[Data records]
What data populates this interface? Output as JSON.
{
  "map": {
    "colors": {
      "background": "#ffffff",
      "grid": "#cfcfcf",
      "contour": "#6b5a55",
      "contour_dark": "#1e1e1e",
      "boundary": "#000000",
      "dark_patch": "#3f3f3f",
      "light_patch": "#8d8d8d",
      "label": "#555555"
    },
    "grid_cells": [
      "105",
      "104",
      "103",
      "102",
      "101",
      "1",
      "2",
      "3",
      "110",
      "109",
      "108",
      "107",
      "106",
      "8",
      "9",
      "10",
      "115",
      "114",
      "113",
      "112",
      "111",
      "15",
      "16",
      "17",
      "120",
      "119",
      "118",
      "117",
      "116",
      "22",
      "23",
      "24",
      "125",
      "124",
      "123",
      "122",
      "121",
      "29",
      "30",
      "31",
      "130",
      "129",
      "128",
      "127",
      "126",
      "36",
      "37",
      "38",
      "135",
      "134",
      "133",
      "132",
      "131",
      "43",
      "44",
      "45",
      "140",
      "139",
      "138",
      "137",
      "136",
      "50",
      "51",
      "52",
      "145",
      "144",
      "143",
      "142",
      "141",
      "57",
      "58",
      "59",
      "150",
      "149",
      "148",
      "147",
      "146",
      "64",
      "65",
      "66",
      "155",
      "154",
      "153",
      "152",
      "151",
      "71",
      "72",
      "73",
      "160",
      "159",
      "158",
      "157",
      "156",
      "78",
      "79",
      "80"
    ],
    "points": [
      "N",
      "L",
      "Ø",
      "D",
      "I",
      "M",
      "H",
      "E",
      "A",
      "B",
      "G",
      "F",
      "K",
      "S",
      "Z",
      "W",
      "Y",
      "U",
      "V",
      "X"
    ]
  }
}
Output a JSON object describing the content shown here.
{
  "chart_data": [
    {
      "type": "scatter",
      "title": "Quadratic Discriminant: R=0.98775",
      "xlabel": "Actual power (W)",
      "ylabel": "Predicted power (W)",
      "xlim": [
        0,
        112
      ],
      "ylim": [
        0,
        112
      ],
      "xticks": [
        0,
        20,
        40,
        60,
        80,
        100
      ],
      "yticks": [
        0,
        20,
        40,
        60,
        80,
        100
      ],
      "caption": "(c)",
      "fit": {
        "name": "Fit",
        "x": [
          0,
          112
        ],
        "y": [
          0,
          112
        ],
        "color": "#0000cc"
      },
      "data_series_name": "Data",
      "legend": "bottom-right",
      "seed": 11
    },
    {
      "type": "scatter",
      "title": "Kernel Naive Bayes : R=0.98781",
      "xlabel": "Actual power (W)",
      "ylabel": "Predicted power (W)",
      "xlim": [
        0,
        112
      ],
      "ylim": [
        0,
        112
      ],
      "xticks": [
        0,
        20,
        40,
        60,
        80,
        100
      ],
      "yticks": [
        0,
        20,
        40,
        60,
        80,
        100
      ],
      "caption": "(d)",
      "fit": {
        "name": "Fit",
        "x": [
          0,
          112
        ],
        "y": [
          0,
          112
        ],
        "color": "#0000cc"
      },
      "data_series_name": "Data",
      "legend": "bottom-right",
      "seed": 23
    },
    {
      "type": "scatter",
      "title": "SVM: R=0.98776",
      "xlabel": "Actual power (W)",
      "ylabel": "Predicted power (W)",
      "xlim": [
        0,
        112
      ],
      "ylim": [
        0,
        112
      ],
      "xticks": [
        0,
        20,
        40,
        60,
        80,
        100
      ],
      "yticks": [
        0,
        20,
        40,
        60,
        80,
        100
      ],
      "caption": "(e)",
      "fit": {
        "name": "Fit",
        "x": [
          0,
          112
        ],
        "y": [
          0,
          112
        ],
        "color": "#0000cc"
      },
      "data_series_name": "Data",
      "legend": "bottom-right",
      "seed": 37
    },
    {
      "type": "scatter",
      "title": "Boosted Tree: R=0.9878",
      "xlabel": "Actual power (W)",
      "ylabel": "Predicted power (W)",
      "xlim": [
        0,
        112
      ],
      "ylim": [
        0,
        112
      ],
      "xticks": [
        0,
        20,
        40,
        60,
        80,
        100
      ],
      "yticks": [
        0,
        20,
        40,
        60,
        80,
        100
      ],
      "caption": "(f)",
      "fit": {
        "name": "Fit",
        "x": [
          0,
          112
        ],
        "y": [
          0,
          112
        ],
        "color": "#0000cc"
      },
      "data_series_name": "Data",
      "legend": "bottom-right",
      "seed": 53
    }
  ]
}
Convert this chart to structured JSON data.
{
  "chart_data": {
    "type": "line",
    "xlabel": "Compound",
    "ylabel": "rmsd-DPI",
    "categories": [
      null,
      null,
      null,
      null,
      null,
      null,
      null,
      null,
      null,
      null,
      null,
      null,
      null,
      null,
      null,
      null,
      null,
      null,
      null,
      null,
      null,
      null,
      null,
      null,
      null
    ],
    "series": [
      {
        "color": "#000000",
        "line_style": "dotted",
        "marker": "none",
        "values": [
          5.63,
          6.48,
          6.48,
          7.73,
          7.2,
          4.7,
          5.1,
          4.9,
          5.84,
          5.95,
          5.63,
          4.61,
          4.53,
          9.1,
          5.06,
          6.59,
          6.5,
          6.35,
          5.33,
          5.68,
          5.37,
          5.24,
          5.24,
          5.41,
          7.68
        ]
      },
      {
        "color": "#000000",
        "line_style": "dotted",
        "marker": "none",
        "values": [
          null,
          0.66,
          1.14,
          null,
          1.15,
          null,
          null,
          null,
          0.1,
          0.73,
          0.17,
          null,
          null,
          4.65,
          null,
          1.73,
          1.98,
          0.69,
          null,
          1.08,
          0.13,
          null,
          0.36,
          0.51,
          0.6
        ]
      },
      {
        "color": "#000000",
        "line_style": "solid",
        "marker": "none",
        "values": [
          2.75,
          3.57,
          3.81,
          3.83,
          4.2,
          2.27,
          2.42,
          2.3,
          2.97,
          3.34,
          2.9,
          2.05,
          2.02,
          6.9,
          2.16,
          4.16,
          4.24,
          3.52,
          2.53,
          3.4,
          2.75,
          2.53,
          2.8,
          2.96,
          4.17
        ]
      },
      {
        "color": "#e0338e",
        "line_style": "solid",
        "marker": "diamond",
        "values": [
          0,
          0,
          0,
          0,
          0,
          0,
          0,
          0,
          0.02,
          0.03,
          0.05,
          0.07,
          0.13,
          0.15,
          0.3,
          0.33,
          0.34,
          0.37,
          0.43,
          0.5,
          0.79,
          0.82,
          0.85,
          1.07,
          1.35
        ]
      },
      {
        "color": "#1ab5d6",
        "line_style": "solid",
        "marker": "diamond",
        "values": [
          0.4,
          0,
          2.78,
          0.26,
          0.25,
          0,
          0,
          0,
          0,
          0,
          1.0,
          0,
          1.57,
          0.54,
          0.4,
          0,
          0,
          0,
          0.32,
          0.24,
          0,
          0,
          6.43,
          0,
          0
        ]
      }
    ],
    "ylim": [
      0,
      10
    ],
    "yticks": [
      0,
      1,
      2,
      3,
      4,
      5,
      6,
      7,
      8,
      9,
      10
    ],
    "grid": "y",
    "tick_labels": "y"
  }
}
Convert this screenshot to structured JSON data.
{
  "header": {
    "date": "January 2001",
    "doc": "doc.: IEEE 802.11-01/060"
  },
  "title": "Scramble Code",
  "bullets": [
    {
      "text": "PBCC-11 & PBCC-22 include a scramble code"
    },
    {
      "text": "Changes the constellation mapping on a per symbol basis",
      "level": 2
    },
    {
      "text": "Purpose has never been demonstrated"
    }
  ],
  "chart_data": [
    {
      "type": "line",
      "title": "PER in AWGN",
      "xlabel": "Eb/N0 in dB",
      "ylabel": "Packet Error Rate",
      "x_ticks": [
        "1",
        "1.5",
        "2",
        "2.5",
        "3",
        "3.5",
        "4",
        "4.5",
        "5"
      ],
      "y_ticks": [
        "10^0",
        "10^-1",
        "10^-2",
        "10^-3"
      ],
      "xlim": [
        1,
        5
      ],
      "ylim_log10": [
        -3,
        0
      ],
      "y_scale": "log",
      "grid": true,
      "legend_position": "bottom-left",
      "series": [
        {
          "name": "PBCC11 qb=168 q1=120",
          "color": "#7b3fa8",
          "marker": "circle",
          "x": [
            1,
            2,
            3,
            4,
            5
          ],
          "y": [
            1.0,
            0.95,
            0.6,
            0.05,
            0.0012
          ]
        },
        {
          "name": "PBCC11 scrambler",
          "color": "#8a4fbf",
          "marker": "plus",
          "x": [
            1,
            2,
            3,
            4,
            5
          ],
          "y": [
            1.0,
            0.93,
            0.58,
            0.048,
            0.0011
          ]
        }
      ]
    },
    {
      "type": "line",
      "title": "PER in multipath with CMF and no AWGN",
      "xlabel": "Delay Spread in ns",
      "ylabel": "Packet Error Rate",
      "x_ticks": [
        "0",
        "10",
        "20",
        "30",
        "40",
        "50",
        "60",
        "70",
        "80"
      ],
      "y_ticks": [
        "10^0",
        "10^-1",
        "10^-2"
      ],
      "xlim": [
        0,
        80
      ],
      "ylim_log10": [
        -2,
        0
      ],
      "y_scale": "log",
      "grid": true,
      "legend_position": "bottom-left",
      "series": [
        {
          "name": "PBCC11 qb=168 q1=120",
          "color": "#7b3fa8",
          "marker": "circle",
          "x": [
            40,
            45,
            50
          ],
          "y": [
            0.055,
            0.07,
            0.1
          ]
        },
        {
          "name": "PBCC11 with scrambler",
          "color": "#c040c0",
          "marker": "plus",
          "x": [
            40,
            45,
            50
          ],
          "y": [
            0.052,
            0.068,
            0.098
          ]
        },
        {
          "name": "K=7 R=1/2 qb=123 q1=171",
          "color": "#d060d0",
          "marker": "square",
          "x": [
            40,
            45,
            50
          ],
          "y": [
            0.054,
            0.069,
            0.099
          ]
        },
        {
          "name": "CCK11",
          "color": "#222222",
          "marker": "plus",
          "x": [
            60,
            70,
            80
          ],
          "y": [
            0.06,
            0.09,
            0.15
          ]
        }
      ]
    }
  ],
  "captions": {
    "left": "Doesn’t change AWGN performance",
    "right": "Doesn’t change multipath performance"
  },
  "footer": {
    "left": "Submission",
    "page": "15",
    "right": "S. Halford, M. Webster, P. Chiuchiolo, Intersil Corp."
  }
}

• Direction:
From the material above, gather all lines that include the string "structured" and copy them.

• Answer to the exercise:
Convert this chart to structured JSON data.
Convert this screenshot to structured JSON data.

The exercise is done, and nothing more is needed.